**Written task**
Copy the data precisely, keeping every character.

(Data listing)
- - - - -
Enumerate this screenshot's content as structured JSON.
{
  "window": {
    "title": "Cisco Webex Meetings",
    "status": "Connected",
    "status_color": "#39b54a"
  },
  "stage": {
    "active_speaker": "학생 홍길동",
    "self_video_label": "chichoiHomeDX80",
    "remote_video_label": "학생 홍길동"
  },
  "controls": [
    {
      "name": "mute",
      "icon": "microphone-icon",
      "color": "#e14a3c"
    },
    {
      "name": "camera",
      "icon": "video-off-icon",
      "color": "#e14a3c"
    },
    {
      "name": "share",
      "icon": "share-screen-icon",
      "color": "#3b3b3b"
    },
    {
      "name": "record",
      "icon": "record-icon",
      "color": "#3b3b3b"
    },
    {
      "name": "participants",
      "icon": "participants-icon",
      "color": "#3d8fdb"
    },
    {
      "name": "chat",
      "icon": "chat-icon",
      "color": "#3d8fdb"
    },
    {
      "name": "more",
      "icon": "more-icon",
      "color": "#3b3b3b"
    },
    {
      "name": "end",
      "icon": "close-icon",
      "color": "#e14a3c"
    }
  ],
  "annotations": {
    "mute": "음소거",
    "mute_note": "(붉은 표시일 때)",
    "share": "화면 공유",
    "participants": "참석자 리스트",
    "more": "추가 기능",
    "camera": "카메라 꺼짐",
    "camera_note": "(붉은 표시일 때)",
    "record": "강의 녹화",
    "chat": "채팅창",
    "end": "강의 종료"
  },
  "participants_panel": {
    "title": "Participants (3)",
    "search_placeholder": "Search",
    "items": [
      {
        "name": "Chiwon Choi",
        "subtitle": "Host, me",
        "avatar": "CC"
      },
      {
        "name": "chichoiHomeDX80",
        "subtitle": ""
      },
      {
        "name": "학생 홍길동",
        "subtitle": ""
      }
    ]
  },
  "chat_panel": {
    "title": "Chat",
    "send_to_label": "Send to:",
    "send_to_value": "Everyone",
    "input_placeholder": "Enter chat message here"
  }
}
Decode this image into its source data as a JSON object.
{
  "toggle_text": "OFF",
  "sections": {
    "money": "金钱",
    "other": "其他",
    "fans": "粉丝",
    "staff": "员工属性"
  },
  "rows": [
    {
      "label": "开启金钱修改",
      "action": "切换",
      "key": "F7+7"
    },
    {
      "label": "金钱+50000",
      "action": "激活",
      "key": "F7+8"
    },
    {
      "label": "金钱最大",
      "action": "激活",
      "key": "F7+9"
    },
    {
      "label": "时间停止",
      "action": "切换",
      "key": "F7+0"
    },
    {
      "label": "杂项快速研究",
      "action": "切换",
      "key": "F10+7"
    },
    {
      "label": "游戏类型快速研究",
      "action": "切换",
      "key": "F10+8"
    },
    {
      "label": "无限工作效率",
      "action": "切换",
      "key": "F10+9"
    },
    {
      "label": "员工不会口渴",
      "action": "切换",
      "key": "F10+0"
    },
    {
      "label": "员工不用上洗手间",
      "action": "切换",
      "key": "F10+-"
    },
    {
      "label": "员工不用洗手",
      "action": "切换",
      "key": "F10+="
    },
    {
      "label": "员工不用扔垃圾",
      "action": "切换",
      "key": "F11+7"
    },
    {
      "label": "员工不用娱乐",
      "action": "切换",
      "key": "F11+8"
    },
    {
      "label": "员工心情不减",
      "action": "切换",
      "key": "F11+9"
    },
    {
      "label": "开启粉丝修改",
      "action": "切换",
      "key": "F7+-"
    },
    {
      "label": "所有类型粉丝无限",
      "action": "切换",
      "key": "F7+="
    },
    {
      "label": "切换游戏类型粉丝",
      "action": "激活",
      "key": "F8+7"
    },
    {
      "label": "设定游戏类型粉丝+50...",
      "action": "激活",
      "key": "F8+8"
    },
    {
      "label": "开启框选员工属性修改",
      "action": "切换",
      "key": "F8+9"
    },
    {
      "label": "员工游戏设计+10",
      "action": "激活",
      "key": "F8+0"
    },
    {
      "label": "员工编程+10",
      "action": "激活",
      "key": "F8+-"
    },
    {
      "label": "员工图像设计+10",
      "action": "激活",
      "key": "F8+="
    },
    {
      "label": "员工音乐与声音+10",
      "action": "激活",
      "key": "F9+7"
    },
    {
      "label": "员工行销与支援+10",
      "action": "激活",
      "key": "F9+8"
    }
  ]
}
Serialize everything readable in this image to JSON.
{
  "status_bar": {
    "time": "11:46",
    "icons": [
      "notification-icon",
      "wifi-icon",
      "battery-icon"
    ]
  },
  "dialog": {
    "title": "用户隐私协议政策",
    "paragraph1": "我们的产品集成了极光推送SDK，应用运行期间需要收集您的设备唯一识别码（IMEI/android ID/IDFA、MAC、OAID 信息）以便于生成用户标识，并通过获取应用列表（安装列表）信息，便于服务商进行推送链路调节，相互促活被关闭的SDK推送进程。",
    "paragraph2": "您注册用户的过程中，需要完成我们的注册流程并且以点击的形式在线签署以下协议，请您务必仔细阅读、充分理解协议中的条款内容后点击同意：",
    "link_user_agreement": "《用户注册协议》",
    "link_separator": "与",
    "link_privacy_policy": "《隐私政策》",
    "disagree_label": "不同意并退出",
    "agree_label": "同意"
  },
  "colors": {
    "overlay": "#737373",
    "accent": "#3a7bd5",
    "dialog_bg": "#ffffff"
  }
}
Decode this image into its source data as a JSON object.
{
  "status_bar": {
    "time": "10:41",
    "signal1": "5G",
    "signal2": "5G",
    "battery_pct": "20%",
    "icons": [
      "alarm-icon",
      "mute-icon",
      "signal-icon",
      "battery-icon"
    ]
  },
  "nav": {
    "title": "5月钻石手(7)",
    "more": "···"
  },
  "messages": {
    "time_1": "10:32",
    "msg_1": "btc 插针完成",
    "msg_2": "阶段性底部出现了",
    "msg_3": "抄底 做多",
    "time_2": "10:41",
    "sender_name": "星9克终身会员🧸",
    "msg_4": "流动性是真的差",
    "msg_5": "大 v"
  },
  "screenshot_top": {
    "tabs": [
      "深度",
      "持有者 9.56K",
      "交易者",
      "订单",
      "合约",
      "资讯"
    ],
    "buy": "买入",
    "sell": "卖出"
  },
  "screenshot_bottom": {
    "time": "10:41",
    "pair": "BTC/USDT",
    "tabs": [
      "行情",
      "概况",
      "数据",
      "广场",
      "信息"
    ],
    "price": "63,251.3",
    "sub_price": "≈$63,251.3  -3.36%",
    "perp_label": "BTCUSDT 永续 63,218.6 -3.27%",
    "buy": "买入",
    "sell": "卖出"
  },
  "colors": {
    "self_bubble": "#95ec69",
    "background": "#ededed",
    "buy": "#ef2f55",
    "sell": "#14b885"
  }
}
- - - - -
**Solution to this problem**
Enumerate this screenshot's content as structured JSON.
{
  "window": {
    "title": "Cisco Webex Meetings",
    "status": "Connected",
    "status_color": "#39b54a"
  },
  "stage": {
    "active_speaker": "학생 홍길동",
    "self_video_label": "chichoiHomeDX80",
    "remote_video_label": "학생 홍길동"
  },
  "controls": [
    {
      "name": "mute",
      "icon": "microphone-icon",
      "color": "#e14a3c"
    },
    {
      "name": "camera",
      "icon": "video-off-icon",
      "color": "#e14a3c"
    },
    {
      "name": "share",
      "icon": "share-screen-icon",
      "color": "#3b3b3b"
    },
    {
      "name": "record",
      "icon": "record-icon",
      "color": "#3b3b3b"
    },
    {
      "name": "participants",
      "icon": "participants-icon",
      "color": "#3d8fdb"
    },
    {
      "name": "chat",
      "icon": "chat-icon",
      "color": "#3d8fdb"
    },
    {
      "name": "more",
      "icon": "more-icon",
      "color": "#3b3b3b"
    },
    {
      "name": "end",
      "icon": "close-icon",
      "color": "#e14a3c"
    }
  ],
  "annotations": {
    "mute": "음소거",
    "mute_note": "(붉은 표시일 때)",
    "share": "화면 공유",
    "participants": "참석자 리스트",
    "more": "추가 기능",
    "camera": "카메라 꺼짐",
    "camera_note": "(붉은 표시일 때)",
    "record": "강의 녹화",
    "chat": "채팅창",
    "end": "강의 종료"
  },
  "participants_panel": {
    "title": "Participants (3)",
    "search_placeholder": "Search",
    "items": [
      {
        "name": "Chiwon Choi",
        "subtitle": "Host, me",
        "avatar": "CC"
      },
      {
        "name": "chichoiHomeDX80",
        "subtitle": ""
      },
      {
        "name": "학생 홍길동",
        "subtitle": ""
      }
    ]
  },
  "chat_panel": {
    "title": "Chat",
    "send_to_label": "Send to:",
    "send_to_value": "Everyone",
    "input_placeholder": "Enter chat message here"
  }
}
Decode this image into its source data as a JSON object.
{
  "toggle_text": "OFF",
  "sections": {
    "money": "金钱",
    "other": "其他",
    "fans": "粉丝",
    "staff": "员工属性"
  },
  "rows": [
    {
      "label": "开启金钱修改",
      "action": "切换",
      "key": "F7+7"
    },
    {
      "label": "金钱+50000",
      "action": "激活",
      "key": "F7+8"
    },
    {
      "label": "金钱最大",
      "action": "激活",
      "key": "F7+9"
    },
    {
      "label": "时间停止",
      "action": "切换",
      "key": "F7+0"
    },
    {
      "label": "杂项快速研究",
      "action": "切换",
      "key": "F10+7"
    },
    {
      "label": "游戏类型快速研究",
      "action": "切换",
      "key": "F10+8"
    },
    {
      "label": "无限工作效率",
      "action": "切换",
      "key": "F10+9"
    },
    {
      "label": "员工不会口渴",
      "action": "切换",
      "key": "F10+0"
    },
    {
      "label": "员工不用上洗手间",
      "action": "切换",
      "key": "F10+-"
    },
    {
      "label": "员工不用洗手",
      "action": "切换",
      "key": "F10+="
    },
    {
      "label": "员工不用扔垃圾",
      "action": "切换",
      "key": "F11+7"
    },
    {
      "label": "员工不用娱乐",
      "action": "切换",
      "key": "F11+8"
    },
    {
      "label": "员工心情不减",
      "action": "切换",
      "key": "F11+9"
    },
    {
      "label": "开启粉丝修改",
      "action": "切换",
      "key": "F7+-"
    },
    {
      "label": "所有类型粉丝无限",
      "action": "切换",
      "key": "F7+="
    },
    {
      "label": "切换游戏类型粉丝",
      "action": "激活",
      "key": "F8+7"
    },
    {
      "label": "设定游戏类型粉丝+50...",
      "action": "激活",
      "key": "F8+8"
    },
    {
      "label": "开启框选员工属性修改",
      "action": "切换",
      "key": "F8+9"
    },
    {
      "label": "员工游戏设计+10",
      "action": "激活",
      "key": "F8+0"
    },
    {
      "label": "员工编程+10",
      "action": "激活",
      "key": "F8+-"
    },
    {
      "label": "员工图像设计+10",
      "action": "激活",
      "key": "F8+="
    },
    {
      "label": "员工音乐与声音+10",
      "action": "激活",
      "key": "F9+7"
    },
    {
      "label": "员工行销与支援+10",
      "action": "激活",
      "key": "F9+8"
    }
  ]
}
Serialize everything readable in this image to JSON.
{
  "status_bar": {
    "time": "11:46",
    "icons": [
      "notification-icon",
      "wifi-icon",
      "battery-icon"
    ]
  },
  "dialog": {
    "title": "用户隐私协议政策",
    "paragraph1": "我们的产品集成了极光推送SDK，应用运行期间需要收集您的设备唯一识别码（IMEI/android ID/IDFA、MAC、OAID 信息）以便于生成用户标识，并通过获取应用列表（安装列表）信息，便于服务商进行推送链路调节，相互促活被关闭的SDK推送进程。",
    "paragraph2": "您注册用户的过程中，需要完成我们的注册流程并且以点击的形式在线签署以下协议，请您务必仔细阅读、充分理解协议中的条款内容后点击同意：",
    "link_user_agreement": "《用户注册协议》",
    "link_separator": "与",
    "link_privacy_policy": "《隐私政策》",
    "disagree_label": "不同意并退出",
    "agree_label": "同意"
  },
  "colors": {
    "overlay": "#737373",
    "accent": "#3a7bd5",
    "dialog_bg": "#ffffff"
  }
}
Decode this image into its source data as a JSON object.
{
  "status_bar": {
    "time": "10:41",
    "signal1": "5G",
    "signal2": "5G",
    "battery_pct": "20%",
    "icons": [
      "alarm-icon",
      "mute-icon",
      "signal-icon",
      "battery-icon"
    ]
  },
  "nav": {
    "title": "5月钻石手(7)",
    "more": "···"
  },
  "messages": {
    "time_1": "10:32",
    "msg_1": "btc 插针完成",
    "msg_2": "阶段性底部出现了",
    "msg_3": "抄底 做多",
    "time_2": "10:41",
    "sender_name": "星9克终身会员🧸",
    "msg_4": "流动性是真的差",
    "msg_5": "大 v"
  },
  "screenshot_top": {
    "tabs": [
      "深度",
      "持有者 9.56K",
      "交易者",
      "订单",
      "合约",
      "资讯"
    ],
    "buy": "买入",
    "sell": "卖出"
  },
  "screenshot_bottom": {
    "time": "10:41",
    "pair": "BTC/USDT",
    "tabs": [
      "行情",
      "概况",
      "数据",
      "广场",
      "信息"
    ],
    "price": "63,251.3",
    "sub_price": "≈$63,251.3  -3.36%",
    "perp_label": "BTCUSDT 永续 63,218.6 -3.27%",
    "buy": "买入",
    "sell": "卖出"
  },
  "colors": {
    "self_bubble": "#95ec69",
    "background": "#ededed",
    "buy": "#ef2f55",
    "sell": "#14b885"
  }
}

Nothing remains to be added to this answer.